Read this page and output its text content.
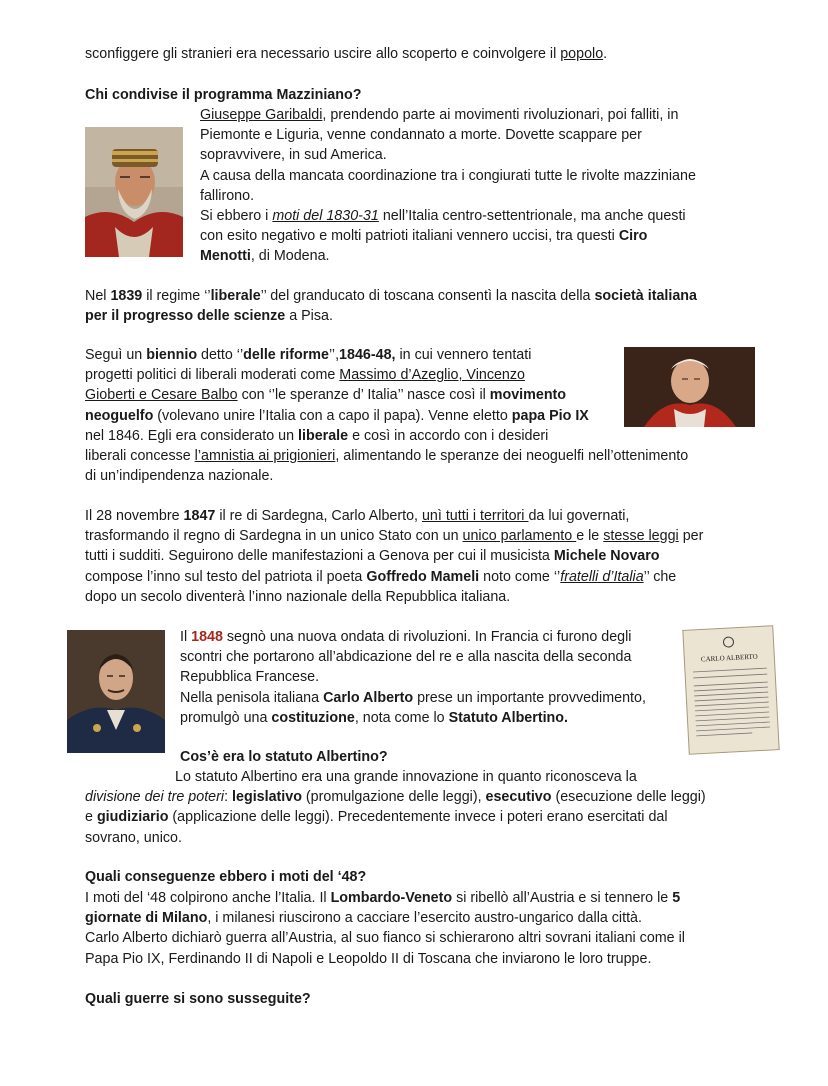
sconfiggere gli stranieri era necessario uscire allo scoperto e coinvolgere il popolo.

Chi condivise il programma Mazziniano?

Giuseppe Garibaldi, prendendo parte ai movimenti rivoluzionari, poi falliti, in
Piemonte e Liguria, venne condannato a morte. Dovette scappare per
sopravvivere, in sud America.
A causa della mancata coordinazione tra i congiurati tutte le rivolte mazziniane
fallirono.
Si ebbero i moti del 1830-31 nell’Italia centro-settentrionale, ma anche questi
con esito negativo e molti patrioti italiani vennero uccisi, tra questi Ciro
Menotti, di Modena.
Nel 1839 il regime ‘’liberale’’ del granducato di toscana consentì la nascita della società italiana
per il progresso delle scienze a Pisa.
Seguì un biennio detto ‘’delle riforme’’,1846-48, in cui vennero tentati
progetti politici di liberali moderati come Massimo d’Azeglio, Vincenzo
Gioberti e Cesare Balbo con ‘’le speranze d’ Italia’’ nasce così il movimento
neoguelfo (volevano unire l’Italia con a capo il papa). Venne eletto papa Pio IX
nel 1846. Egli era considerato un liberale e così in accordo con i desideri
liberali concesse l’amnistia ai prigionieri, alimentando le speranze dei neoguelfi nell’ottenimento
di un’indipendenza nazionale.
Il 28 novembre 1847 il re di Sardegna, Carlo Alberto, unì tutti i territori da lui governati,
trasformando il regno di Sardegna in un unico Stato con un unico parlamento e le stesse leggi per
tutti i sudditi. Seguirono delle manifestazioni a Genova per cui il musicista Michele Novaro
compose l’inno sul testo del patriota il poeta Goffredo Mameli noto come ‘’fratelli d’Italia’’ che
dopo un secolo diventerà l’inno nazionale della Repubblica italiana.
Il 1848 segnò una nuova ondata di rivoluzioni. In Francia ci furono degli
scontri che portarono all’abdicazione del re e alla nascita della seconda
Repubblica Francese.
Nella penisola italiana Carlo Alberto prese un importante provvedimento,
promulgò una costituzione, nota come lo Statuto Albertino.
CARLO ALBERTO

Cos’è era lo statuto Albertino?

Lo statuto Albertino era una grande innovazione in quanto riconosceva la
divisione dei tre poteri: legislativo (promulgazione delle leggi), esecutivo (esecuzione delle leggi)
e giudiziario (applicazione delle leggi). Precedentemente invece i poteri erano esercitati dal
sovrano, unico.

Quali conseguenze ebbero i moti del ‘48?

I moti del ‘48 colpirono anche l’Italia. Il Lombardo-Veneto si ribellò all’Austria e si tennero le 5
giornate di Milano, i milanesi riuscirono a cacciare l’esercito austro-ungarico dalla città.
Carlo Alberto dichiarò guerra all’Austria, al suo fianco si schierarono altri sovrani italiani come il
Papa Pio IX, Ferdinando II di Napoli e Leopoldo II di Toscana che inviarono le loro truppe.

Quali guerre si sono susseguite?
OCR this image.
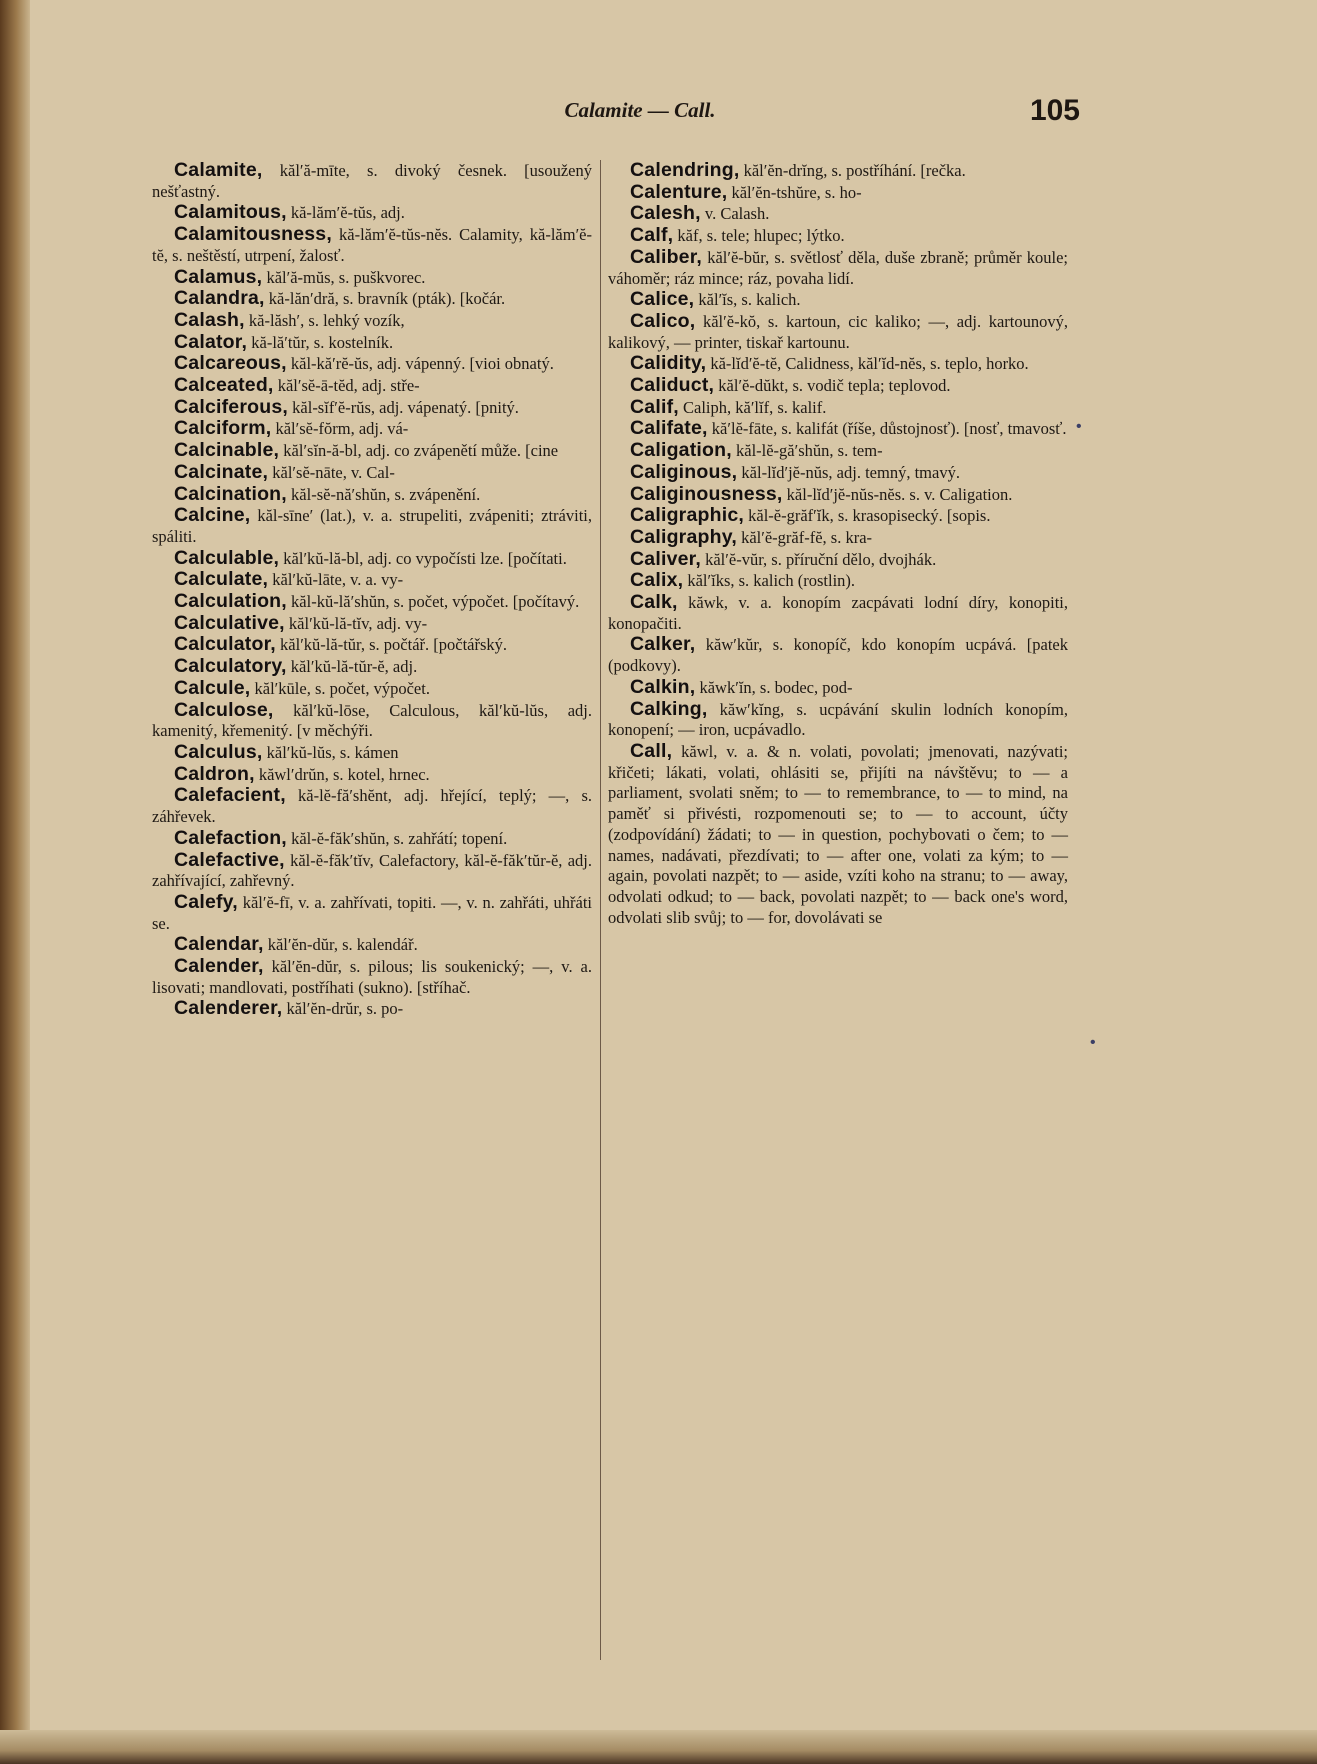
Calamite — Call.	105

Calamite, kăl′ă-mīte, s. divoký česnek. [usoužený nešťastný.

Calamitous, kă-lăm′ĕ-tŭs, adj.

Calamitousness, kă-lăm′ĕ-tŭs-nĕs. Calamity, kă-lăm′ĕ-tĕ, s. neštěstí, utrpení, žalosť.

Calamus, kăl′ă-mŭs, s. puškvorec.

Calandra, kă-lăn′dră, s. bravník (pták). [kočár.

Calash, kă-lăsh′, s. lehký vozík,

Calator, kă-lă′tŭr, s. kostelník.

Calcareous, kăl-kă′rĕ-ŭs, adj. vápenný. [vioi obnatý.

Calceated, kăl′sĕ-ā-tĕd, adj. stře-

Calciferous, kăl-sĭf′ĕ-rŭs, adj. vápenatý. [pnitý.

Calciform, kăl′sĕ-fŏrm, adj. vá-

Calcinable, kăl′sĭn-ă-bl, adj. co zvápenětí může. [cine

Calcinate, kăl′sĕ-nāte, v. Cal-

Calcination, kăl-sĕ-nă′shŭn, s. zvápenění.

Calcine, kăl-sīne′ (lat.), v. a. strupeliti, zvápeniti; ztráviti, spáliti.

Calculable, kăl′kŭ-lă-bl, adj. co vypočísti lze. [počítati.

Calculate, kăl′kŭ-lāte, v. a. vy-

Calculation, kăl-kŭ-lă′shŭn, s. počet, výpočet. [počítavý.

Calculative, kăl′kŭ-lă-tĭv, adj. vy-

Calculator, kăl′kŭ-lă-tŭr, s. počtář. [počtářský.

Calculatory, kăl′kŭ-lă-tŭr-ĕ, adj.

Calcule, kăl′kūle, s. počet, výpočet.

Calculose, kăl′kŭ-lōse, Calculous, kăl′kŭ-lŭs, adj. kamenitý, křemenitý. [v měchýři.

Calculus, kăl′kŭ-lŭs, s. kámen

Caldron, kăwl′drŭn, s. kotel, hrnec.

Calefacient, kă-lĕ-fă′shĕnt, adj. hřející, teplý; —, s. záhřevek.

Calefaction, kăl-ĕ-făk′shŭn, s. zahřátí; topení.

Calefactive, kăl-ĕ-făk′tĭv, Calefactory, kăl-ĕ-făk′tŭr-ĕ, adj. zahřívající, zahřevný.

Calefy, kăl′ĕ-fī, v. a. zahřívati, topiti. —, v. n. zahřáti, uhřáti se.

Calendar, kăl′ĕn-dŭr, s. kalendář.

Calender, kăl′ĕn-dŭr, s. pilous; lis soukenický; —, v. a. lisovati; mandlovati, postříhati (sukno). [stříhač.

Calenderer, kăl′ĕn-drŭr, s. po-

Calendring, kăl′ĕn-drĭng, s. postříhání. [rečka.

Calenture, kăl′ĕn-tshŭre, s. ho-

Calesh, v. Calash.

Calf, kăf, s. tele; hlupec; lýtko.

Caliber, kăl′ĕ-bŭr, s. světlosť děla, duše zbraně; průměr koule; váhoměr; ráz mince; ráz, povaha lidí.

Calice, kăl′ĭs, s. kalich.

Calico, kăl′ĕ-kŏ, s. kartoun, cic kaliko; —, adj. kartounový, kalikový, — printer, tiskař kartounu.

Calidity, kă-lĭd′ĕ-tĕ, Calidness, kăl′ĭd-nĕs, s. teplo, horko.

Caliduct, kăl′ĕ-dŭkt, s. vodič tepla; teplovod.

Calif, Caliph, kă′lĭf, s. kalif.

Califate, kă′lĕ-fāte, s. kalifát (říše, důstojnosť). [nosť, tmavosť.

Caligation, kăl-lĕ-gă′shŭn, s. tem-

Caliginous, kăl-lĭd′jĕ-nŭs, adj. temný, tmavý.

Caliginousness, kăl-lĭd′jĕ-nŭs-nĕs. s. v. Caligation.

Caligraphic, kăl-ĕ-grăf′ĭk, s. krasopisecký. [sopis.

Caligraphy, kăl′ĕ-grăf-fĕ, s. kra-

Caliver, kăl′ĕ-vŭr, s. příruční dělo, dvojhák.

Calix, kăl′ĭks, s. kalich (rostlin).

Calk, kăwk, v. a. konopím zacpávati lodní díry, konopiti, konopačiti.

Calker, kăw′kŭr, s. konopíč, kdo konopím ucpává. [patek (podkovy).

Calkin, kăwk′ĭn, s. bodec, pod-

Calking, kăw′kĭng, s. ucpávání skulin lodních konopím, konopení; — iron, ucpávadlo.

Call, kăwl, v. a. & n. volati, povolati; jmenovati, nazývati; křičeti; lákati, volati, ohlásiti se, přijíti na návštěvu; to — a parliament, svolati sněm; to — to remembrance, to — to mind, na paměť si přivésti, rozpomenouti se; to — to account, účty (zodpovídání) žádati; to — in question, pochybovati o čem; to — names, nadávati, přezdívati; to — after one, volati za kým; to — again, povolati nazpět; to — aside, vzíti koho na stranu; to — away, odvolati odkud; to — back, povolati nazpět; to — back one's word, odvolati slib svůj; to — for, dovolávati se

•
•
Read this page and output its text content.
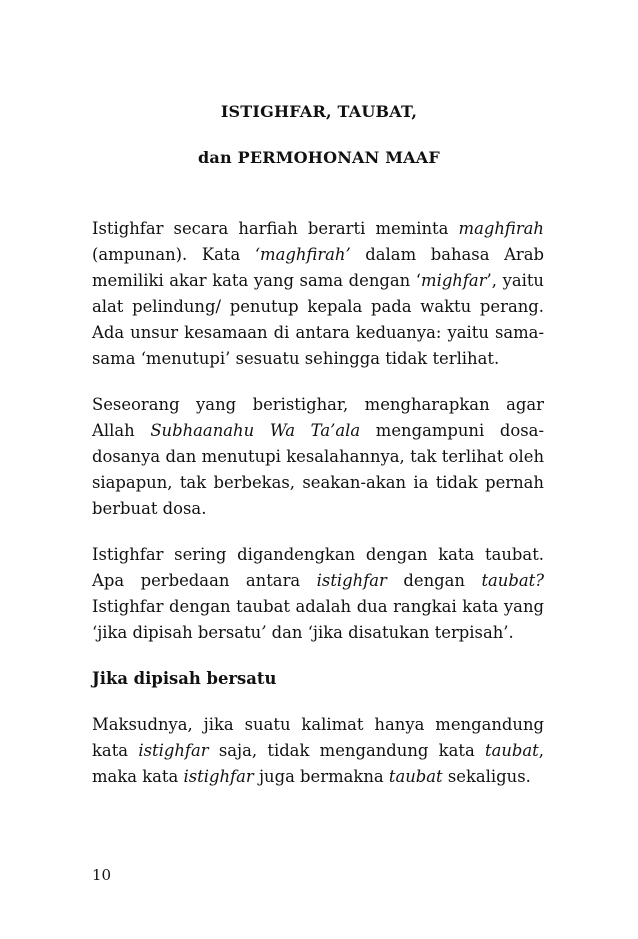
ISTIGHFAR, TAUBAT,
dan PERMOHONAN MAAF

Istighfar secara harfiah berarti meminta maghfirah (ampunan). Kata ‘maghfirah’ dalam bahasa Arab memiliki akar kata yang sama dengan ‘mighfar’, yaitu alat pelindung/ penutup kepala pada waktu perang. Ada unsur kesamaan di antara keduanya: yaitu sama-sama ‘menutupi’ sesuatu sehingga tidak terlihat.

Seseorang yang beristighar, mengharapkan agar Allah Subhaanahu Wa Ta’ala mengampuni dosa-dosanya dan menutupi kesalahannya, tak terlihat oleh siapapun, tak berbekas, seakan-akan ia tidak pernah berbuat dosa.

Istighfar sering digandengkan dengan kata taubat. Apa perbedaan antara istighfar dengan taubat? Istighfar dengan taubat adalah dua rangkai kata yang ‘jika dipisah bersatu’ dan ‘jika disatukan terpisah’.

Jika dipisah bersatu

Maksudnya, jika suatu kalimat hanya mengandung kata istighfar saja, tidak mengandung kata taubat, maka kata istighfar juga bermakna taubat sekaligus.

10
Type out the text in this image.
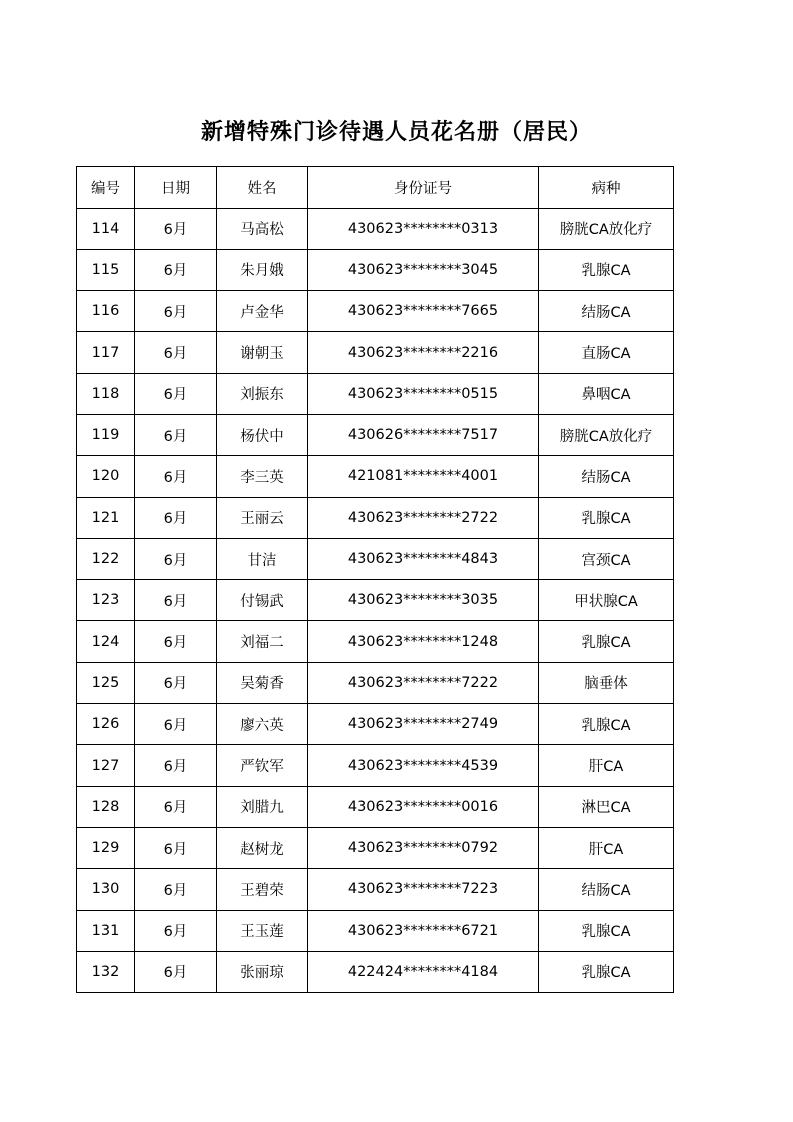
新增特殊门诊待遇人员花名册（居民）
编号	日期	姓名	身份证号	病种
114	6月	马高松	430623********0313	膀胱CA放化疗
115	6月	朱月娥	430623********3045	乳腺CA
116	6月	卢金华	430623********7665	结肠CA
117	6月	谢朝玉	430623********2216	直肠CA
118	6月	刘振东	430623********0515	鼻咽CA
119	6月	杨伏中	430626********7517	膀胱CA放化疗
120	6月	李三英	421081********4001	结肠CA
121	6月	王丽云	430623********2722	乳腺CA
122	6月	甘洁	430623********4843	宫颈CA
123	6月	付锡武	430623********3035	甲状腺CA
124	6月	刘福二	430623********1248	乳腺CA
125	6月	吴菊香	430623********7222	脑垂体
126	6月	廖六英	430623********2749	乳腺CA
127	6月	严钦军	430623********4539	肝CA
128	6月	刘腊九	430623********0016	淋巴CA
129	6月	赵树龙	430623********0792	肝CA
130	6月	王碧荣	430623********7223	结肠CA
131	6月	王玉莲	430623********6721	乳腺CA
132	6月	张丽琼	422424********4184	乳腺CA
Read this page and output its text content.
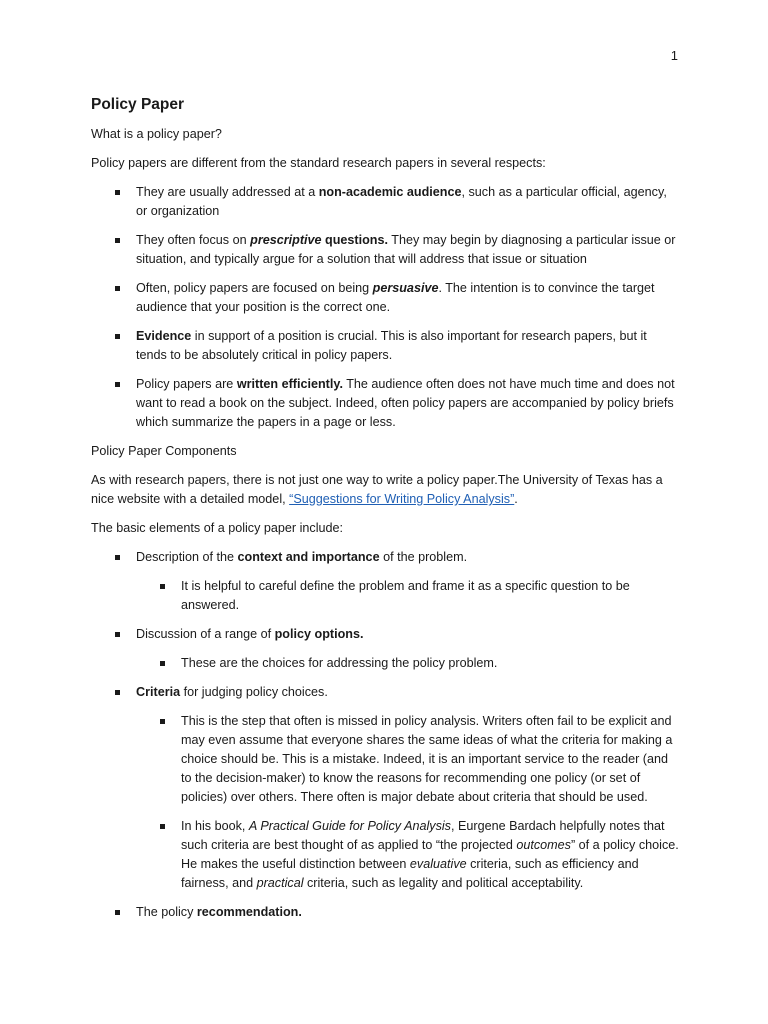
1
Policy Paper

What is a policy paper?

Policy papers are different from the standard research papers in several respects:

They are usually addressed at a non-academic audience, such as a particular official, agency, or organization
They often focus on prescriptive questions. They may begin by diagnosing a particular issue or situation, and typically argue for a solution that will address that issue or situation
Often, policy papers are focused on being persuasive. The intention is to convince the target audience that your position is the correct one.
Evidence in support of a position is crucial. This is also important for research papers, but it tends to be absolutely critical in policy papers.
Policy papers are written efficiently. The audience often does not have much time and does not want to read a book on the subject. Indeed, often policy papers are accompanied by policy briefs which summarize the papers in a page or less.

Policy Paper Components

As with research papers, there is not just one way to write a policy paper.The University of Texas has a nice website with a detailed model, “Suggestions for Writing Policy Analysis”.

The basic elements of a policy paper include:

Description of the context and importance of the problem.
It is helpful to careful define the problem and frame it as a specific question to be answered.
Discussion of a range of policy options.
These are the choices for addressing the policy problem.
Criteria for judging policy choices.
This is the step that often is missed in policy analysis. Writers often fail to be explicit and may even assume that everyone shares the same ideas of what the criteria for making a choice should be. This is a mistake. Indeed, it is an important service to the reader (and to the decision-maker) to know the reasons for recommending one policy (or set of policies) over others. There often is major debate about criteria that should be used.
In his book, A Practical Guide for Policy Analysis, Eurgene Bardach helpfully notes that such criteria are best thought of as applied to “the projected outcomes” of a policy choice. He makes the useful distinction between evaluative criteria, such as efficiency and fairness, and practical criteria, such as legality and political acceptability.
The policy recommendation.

TASK INSTRUCTIONS ▸ Copy each line from the records above that includes the string "unico".

REPLY ▸
trasformando il regno di Sardegna in un unico Stato con un unico parlamento e le stesse leggi per
sovrano, unico.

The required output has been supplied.